Your goal: Go through the data below. Pull out every line that has the word "Version".

Data excerpts:
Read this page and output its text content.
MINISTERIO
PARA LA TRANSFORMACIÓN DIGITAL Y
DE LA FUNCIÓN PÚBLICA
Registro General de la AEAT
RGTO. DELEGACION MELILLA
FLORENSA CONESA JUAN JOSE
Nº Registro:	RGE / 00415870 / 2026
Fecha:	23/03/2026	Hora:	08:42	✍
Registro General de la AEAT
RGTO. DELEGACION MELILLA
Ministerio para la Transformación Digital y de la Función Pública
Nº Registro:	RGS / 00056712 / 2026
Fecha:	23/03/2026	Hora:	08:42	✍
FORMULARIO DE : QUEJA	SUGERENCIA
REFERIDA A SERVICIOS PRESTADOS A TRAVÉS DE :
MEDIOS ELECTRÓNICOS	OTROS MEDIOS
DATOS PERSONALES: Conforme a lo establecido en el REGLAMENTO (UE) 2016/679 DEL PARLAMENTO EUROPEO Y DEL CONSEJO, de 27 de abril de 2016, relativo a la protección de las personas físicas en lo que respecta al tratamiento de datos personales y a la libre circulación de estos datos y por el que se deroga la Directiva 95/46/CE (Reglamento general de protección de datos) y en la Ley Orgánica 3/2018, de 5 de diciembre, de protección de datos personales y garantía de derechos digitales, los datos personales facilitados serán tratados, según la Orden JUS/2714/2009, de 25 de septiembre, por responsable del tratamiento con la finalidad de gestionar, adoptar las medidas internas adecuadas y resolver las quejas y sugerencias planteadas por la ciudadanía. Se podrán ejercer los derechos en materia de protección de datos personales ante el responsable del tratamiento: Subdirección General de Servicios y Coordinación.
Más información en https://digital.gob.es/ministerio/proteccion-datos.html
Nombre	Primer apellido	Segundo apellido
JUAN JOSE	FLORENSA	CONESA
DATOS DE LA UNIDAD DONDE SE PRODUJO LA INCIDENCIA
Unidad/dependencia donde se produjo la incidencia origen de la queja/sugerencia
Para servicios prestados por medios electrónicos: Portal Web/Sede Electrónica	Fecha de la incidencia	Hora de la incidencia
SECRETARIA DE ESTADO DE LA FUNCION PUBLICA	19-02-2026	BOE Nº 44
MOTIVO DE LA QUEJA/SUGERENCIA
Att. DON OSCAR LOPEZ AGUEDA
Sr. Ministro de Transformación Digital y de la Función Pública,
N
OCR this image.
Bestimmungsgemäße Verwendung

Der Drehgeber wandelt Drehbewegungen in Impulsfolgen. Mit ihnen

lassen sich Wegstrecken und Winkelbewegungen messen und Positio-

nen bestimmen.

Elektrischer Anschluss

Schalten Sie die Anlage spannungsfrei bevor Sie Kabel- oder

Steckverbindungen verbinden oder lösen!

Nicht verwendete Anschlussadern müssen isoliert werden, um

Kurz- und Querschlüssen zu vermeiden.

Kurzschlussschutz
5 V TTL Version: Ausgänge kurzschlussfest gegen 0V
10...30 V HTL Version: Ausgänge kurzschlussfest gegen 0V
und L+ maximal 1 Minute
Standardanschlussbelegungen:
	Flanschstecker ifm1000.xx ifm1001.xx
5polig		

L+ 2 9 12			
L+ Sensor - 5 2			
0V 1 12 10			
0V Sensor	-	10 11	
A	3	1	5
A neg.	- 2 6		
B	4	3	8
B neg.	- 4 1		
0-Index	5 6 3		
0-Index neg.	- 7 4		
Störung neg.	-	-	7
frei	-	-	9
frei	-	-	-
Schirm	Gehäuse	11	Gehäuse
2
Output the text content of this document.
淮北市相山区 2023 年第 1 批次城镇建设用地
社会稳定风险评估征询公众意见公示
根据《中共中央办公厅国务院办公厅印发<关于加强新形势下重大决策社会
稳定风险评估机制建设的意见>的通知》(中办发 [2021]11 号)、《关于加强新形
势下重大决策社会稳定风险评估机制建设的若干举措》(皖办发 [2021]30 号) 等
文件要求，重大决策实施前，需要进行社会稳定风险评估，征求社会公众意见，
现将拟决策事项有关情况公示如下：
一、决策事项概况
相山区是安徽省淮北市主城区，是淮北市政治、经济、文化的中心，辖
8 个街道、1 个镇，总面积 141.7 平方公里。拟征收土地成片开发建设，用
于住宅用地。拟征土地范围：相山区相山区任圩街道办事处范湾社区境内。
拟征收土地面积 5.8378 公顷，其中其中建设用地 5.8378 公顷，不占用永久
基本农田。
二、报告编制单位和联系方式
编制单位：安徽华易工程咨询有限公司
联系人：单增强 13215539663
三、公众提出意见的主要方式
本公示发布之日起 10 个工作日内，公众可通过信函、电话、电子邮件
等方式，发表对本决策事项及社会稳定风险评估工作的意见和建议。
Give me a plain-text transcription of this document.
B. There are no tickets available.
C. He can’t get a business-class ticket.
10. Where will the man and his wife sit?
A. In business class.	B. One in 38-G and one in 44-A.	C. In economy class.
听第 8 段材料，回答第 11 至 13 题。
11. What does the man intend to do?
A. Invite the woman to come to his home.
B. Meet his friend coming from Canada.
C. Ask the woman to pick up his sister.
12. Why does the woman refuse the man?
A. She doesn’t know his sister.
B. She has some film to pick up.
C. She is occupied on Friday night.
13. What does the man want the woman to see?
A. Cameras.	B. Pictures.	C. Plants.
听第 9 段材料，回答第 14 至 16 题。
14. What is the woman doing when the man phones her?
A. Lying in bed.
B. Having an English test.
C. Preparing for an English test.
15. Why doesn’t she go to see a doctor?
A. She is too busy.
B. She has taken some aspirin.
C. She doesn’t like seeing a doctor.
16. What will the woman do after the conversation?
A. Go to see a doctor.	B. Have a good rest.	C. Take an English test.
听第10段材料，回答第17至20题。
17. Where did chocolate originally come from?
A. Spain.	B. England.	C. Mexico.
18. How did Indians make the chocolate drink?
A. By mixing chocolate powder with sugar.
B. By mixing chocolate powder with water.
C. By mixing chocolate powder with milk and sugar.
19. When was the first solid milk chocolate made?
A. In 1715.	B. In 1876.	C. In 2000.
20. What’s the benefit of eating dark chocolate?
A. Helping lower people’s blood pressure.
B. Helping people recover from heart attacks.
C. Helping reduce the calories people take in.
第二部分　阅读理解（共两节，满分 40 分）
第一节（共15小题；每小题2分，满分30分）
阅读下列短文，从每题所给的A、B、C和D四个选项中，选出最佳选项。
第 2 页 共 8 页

Solution for this problem:
5 V TTL Version: Ausgänge kurzschlussfest gegen 0V
10...30 V HTL Version: Ausgänge kurzschlussfest gegen 0V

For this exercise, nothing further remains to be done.